**GIVEN PROBLEM:** For this exercise, repeat all of the material verbatim apart from its images.

**STORED RECORDS:**
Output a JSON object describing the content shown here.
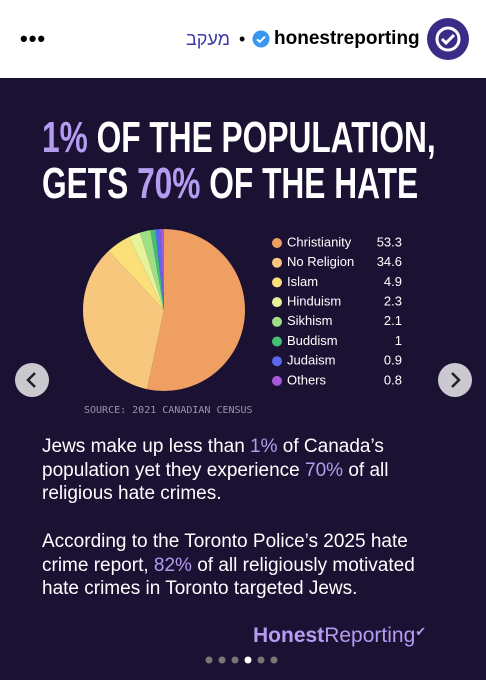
{
  "header": {
    "follow": "מעקב",
    "username": "honestreporting"
  },
  "post": {
    "title_lines": [
      [
        {
          "text": "1%",
          "highlight": true
        },
        {
          "text": " OF THE POPULATION,",
          "highlight": false
        }
      ],
      [
        {
          "text": "GETS ",
          "highlight": false
        },
        {
          "text": "70%",
          "highlight": true
        },
        {
          "text": " OF THE HATE",
          "highlight": false
        }
      ]
    ],
    "paragraphs": [
      [
        [
          {
            "text": "Jews make up less than ",
            "highlight": false
          },
          {
            "text": "1%",
            "highlight": true
          },
          {
            "text": " of Canada’s",
            "highlight": false
          }
        ],
        [
          {
            "text": "population yet they experience ",
            "highlight": false
          },
          {
            "text": "70%",
            "highlight": true
          },
          {
            "text": " of all",
            "highlight": false
          }
        ],
        [
          {
            "text": "religious hate crimes.",
            "highlight": false
          }
        ]
      ],
      [
        [
          {
            "text": "According to the Toronto Police’s 2025 hate",
            "highlight": false
          }
        ],
        [
          {
            "text": "crime report, ",
            "highlight": false
          },
          {
            "text": "82%",
            "highlight": true
          },
          {
            "text": " of all religiously motivated",
            "highlight": false
          }
        ],
        [
          {
            "text": "hate crimes in Toronto targeted Jews.",
            "highlight": false
          }
        ]
      ]
    ],
    "logo": [
      "Honest",
      "Reporting"
    ]
  },
  "chart_data": {
    "type": "pie",
    "categories": [
      "Christianity",
      "No Religion",
      "Islam",
      "Hinduism",
      "Sikhism",
      "Buddism",
      "Judaism",
      "Others"
    ],
    "values": [
      53.3,
      34.6,
      4.9,
      2.3,
      2.1,
      1,
      0.9,
      0.8
    ],
    "colors": [
      "#ef9f62",
      "#f6c77c",
      "#fbe07a",
      "#e6f39a",
      "#9fdf86",
      "#45c073",
      "#5a6af0",
      "#a45ad8"
    ],
    "source": "SOURCE: 2021 CANADIAN CENSUS"
  }
}
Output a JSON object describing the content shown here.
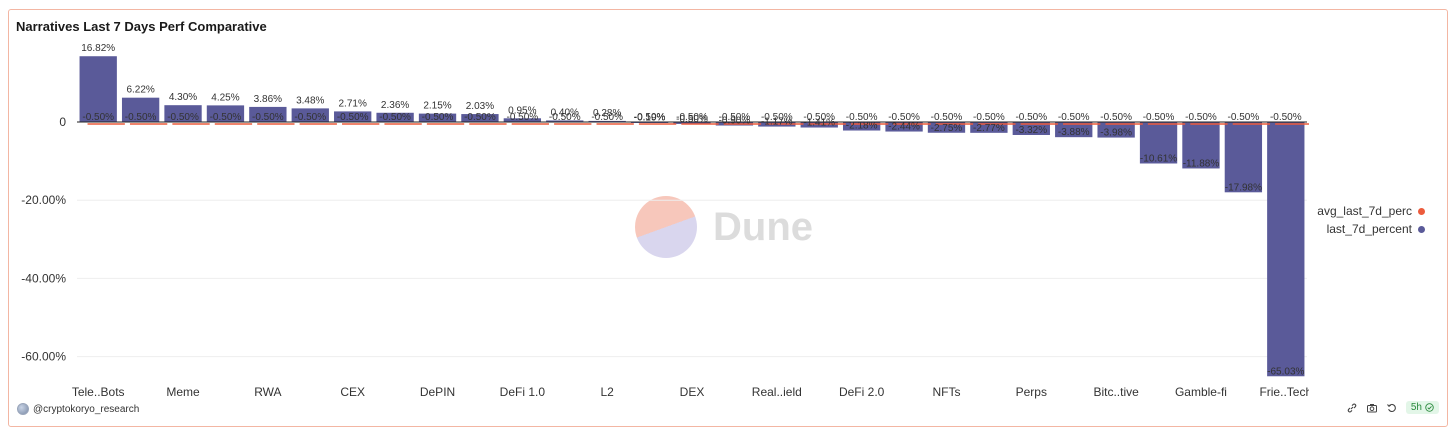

**TASK SOLUTION:**
Output a JSON object describing the content shown here.
{
  "header": {
    "follow": "מעקב",
    "username": "honestreporting"
  },
  "post": {
    "title_lines": [
      [
        {
          "text": "1%",
          "highlight": true
        },
        {
          "text": " OF THE POPULATION,",
          "highlight": false
        }
      ],
      [
        {
          "text": "GETS ",
          "highlight": false
        },
        {
          "text": "70%",
          "highlight": true
        },
        {
          "text": " OF THE HATE",
          "highlight": false
        }
      ]
    ],
    "paragraphs": [
      [
        [
          {
            "text": "Jews make up less than ",
            "highlight": false
          },
          {
            "text": "1%",
            "highlight": true
          },
          {
            "text": " of Canada’s",
            "highlight": false
          }
        ],
        [
          {
            "text": "population yet they experience ",
            "highlight": false
          },
          {
            "text": "70%",
            "highlight": true
          },
          {
            "text": " of all",
            "highlight": false
          }
        ],
        [
          {
            "text": "religious hate crimes.",
            "highlight": false
          }
        ]
      ],
      [
        [
          {
            "text": "According to the Toronto Police’s 2025 hate",
            "highlight": false
          }
        ],
        [
          {
            "text": "crime report, ",
            "highlight": false
          },
          {
            "text": "82%",
            "highlight": true
          },
          {
            "text": " of all religiously motivated",
            "highlight": false
          }
        ],
        [
          {
            "text": "hate crimes in Toronto targeted Jews.",
            "highlight": false
          }
        ]
      ]
    ],
    "logo": [
      "Honest",
      "Reporting"
    ]
  },
  "chart_data": {
    "type": "pie",
    "categories": [
      "Christianity",
      "No Religion",
      "Islam",
      "Hinduism",
      "Sikhism",
      "Buddism",
      "Judaism",
      "Others"
    ],
    "values": [
      53.3,
      34.6,
      4.9,
      2.3,
      2.1,
      1,
      0.9,
      0.8
    ],
    "colors": [
      "#ef9f62",
      "#f6c77c",
      "#fbe07a",
      "#e6f39a",
      "#9fdf86",
      "#45c073",
      "#5a6af0",
      "#a45ad8"
    ],
    "source": "SOURCE: 2021 CANADIAN CENSUS"
  }
}
Output a JSON object describing the content shown here.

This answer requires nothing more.